__RECORDS FOR THE EXERCISE__.
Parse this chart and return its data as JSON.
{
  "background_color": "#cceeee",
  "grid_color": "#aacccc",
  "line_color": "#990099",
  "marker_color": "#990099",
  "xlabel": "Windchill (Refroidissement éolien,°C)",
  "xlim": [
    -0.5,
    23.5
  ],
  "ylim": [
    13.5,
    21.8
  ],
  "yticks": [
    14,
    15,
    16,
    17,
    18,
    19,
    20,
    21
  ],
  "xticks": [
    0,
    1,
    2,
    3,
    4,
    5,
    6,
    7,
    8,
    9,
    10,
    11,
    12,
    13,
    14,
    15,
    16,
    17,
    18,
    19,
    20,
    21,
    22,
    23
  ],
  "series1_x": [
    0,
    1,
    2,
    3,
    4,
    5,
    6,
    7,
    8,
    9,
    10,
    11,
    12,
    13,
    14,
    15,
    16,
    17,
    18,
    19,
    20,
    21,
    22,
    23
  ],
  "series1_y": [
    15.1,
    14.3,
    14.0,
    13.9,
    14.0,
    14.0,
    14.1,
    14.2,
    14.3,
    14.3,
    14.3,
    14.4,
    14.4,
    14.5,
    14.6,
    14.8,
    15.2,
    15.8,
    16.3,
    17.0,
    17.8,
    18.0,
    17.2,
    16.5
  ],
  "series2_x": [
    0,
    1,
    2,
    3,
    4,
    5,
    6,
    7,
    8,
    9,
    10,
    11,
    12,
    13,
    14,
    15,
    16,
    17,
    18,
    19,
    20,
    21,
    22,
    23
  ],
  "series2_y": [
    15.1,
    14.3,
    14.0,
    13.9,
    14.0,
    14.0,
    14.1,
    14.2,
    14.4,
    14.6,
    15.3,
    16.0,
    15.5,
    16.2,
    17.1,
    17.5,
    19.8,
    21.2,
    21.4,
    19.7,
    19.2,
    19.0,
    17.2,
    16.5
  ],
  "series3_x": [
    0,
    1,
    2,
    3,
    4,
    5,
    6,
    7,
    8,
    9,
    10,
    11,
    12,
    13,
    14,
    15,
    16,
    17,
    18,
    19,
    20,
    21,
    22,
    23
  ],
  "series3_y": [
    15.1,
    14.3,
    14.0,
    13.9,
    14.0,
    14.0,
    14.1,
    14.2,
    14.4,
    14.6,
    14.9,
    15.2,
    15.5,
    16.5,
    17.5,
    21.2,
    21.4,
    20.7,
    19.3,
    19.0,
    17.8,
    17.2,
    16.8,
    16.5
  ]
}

__WHAT YOU WILL DO__. Extract the listing in its entirety and repeat it exactly.

__FINAL RESULT__.
Parse this chart and return its data as JSON.
{
  "background_color": "#cceeee",
  "grid_color": "#aacccc",
  "line_color": "#990099",
  "marker_color": "#990099",
  "xlabel": "Windchill (Refroidissement éolien,°C)",
  "xlim": [
    -0.5,
    23.5
  ],
  "ylim": [
    13.5,
    21.8
  ],
  "yticks": [
    14,
    15,
    16,
    17,
    18,
    19,
    20,
    21
  ],
  "xticks": [
    0,
    1,
    2,
    3,
    4,
    5,
    6,
    7,
    8,
    9,
    10,
    11,
    12,
    13,
    14,
    15,
    16,
    17,
    18,
    19,
    20,
    21,
    22,
    23
  ],
  "series1_x": [
    0,
    1,
    2,
    3,
    4,
    5,
    6,
    7,
    8,
    9,
    10,
    11,
    12,
    13,
    14,
    15,
    16,
    17,
    18,
    19,
    20,
    21,
    22,
    23
  ],
  "series1_y": [
    15.1,
    14.3,
    14.0,
    13.9,
    14.0,
    14.0,
    14.1,
    14.2,
    14.3,
    14.3,
    14.3,
    14.4,
    14.4,
    14.5,
    14.6,
    14.8,
    15.2,
    15.8,
    16.3,
    17.0,
    17.8,
    18.0,
    17.2,
    16.5
  ],
  "series2_x": [
    0,
    1,
    2,
    3,
    4,
    5,
    6,
    7,
    8,
    9,
    10,
    11,
    12,
    13,
    14,
    15,
    16,
    17,
    18,
    19,
    20,
    21,
    22,
    23
  ],
  "series2_y": [
    15.1,
    14.3,
    14.0,
    13.9,
    14.0,
    14.0,
    14.1,
    14.2,
    14.4,
    14.6,
    15.3,
    16.0,
    15.5,
    16.2,
    17.1,
    17.5,
    19.8,
    21.2,
    21.4,
    19.7,
    19.2,
    19.0,
    17.2,
    16.5
  ],
  "series3_x": [
    0,
    1,
    2,
    3,
    4,
    5,
    6,
    7,
    8,
    9,
    10,
    11,
    12,
    13,
    14,
    15,
    16,
    17,
    18,
    19,
    20,
    21,
    22,
    23
  ],
  "series3_y": [
    15.1,
    14.3,
    14.0,
    13.9,
    14.0,
    14.0,
    14.1,
    14.2,
    14.4,
    14.6,
    14.9,
    15.2,
    15.5,
    16.5,
    17.5,
    21.2,
    21.4,
    20.7,
    19.3,
    19.0,
    17.8,
    17.2,
    16.8,
    16.5
  ]
}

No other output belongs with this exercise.